_Exercise task:_ Provide only the number of lines where "ากำล" occurs.

○ ○ ○ ○

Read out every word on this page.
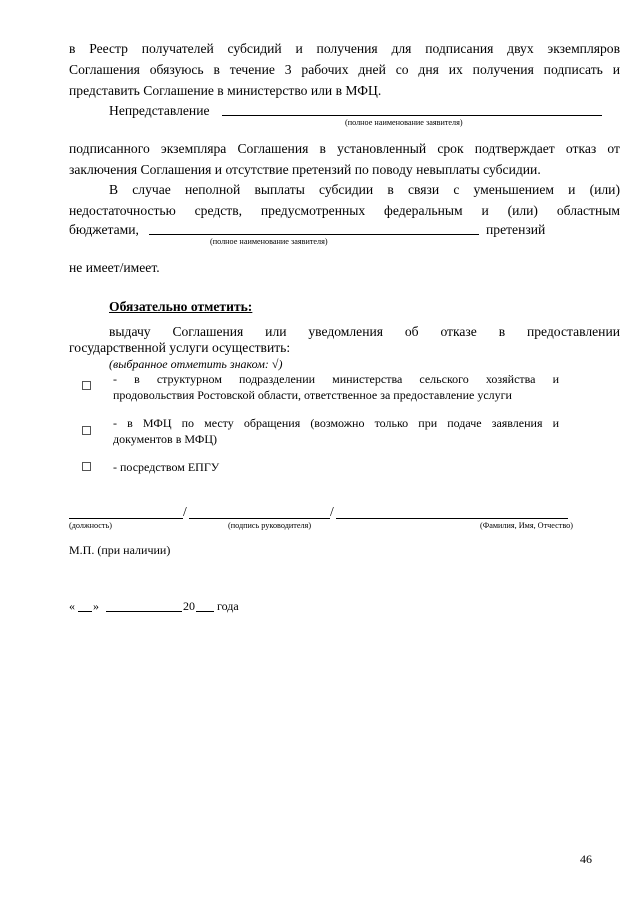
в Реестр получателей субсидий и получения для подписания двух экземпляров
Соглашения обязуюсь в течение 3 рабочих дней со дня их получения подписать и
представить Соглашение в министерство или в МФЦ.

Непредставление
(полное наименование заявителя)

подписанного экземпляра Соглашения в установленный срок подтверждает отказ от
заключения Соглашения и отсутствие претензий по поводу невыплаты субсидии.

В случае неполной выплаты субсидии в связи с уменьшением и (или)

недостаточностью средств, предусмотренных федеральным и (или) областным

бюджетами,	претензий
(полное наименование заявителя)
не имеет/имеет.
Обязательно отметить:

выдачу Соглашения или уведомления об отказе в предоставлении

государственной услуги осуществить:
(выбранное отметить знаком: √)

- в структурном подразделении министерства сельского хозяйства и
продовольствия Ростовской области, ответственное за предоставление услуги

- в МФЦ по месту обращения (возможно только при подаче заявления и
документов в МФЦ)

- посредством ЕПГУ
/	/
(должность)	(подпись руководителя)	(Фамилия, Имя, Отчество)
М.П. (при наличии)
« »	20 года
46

○ ○ ○ ○

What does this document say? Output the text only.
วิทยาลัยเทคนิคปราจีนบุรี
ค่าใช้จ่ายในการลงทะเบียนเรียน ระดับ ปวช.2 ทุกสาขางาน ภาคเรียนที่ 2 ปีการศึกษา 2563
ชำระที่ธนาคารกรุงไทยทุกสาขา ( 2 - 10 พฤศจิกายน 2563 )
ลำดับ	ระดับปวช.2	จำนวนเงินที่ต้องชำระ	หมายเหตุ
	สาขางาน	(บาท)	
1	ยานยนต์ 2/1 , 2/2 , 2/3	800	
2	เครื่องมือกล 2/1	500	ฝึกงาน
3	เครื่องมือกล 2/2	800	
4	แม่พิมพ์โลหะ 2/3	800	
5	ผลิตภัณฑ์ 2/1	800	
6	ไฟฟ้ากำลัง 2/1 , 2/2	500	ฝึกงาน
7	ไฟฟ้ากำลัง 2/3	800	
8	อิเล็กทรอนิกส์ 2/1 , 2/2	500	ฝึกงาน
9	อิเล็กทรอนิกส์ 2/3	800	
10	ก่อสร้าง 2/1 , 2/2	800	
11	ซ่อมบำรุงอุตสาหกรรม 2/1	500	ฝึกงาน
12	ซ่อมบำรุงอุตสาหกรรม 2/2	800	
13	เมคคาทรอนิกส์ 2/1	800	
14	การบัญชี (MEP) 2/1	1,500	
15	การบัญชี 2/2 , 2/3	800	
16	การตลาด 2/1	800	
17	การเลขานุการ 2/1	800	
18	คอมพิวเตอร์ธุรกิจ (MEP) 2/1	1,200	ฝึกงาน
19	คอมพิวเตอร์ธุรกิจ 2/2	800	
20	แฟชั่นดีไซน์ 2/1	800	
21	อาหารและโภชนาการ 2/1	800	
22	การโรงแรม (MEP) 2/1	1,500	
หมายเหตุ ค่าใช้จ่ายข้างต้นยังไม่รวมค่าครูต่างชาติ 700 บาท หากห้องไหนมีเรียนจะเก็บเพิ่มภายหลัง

○ ○ ○ ○

_Written answer:_ 2